*** Exercise materials

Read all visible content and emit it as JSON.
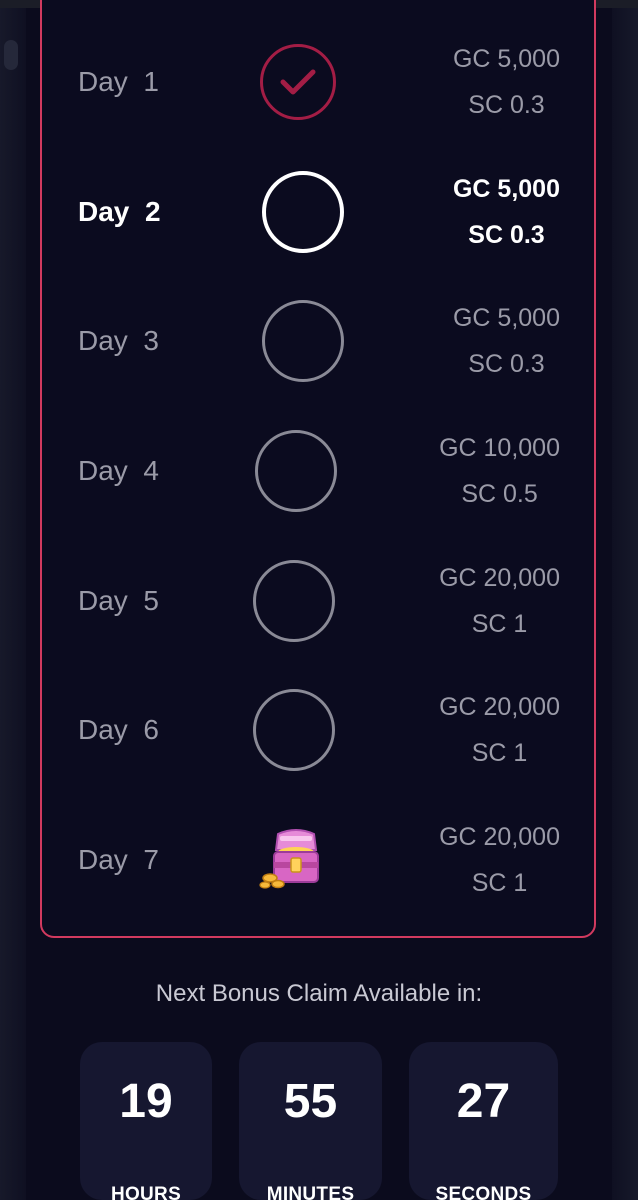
{
  "rewards": [
    {
      "day_word": "Day",
      "day_number": "1",
      "gc": "GC 5,000",
      "sc": "SC 0.3",
      "state": "claimed",
      "icon": "check-circle-icon"
    },
    {
      "day_word": "Day",
      "day_number": "2",
      "gc": "GC 5,000",
      "sc": "SC 0.3",
      "state": "active",
      "icon": "circle-icon"
    },
    {
      "day_word": "Day",
      "day_number": "3",
      "gc": "GC 5,000",
      "sc": "SC 0.3",
      "state": "upcoming",
      "icon": "circle-icon"
    },
    {
      "day_word": "Day",
      "day_number": "4",
      "gc": "GC 10,000",
      "sc": "SC 0.5",
      "state": "upcoming",
      "icon": "circle-icon"
    },
    {
      "day_word": "Day",
      "day_number": "5",
      "gc": "GC 20,000",
      "sc": "SC 1",
      "state": "upcoming",
      "icon": "circle-icon"
    },
    {
      "day_word": "Day",
      "day_number": "6",
      "gc": "GC 20,000",
      "sc": "SC 1",
      "state": "upcoming",
      "icon": "circle-icon"
    },
    {
      "day_word": "Day",
      "day_number": "7",
      "gc": "GC 20,000",
      "sc": "SC 1",
      "state": "upcoming",
      "icon": "treasure-chest-icon"
    }
  ],
  "next_claim": {
    "label": "Next Bonus Claim Available in:",
    "hours": "19",
    "hours_label": "HOURS",
    "minutes": "55",
    "minutes_label": "MINUTES",
    "seconds": "27",
    "seconds_label": "SECONDS"
  },
  "colors": {
    "background": "#0b0b1d",
    "card_border": "#d23a5f",
    "claimed_check": "#a31d45",
    "timer_box": "#161730"
  }
}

******

Objective:
Copy out the data above exactly, except the pictures.

Solution:
Read all visible content and emit it as JSON.
{
  "rewards": [
    {
      "day_word": "Day",
      "day_number": "1",
      "gc": "GC 5,000",
      "sc": "SC 0.3",
      "state": "claimed",
      "icon": "check-circle-icon"
    },
    {
      "day_word": "Day",
      "day_number": "2",
      "gc": "GC 5,000",
      "sc": "SC 0.3",
      "state": "active",
      "icon": "circle-icon"
    },
    {
      "day_word": "Day",
      "day_number": "3",
      "gc": "GC 5,000",
      "sc": "SC 0.3",
      "state": "upcoming",
      "icon": "circle-icon"
    },
    {
      "day_word": "Day",
      "day_number": "4",
      "gc": "GC 10,000",
      "sc": "SC 0.5",
      "state": "upcoming",
      "icon": "circle-icon"
    },
    {
      "day_word": "Day",
      "day_number": "5",
      "gc": "GC 20,000",
      "sc": "SC 1",
      "state": "upcoming",
      "icon": "circle-icon"
    },
    {
      "day_word": "Day",
      "day_number": "6",
      "gc": "GC 20,000",
      "sc": "SC 1",
      "state": "upcoming",
      "icon": "circle-icon"
    },
    {
      "day_word": "Day",
      "day_number": "7",
      "gc": "GC 20,000",
      "sc": "SC 1",
      "state": "upcoming",
      "icon": "treasure-chest-icon"
    }
  ],
  "next_claim": {
    "label": "Next Bonus Claim Available in:",
    "hours": "19",
    "hours_label": "HOURS",
    "minutes": "55",
    "minutes_label": "MINUTES",
    "seconds": "27",
    "seconds_label": "SECONDS"
  },
  "colors": {
    "background": "#0b0b1d",
    "card_border": "#d23a5f",
    "claimed_check": "#a31d45",
    "timer_box": "#161730"
  }
}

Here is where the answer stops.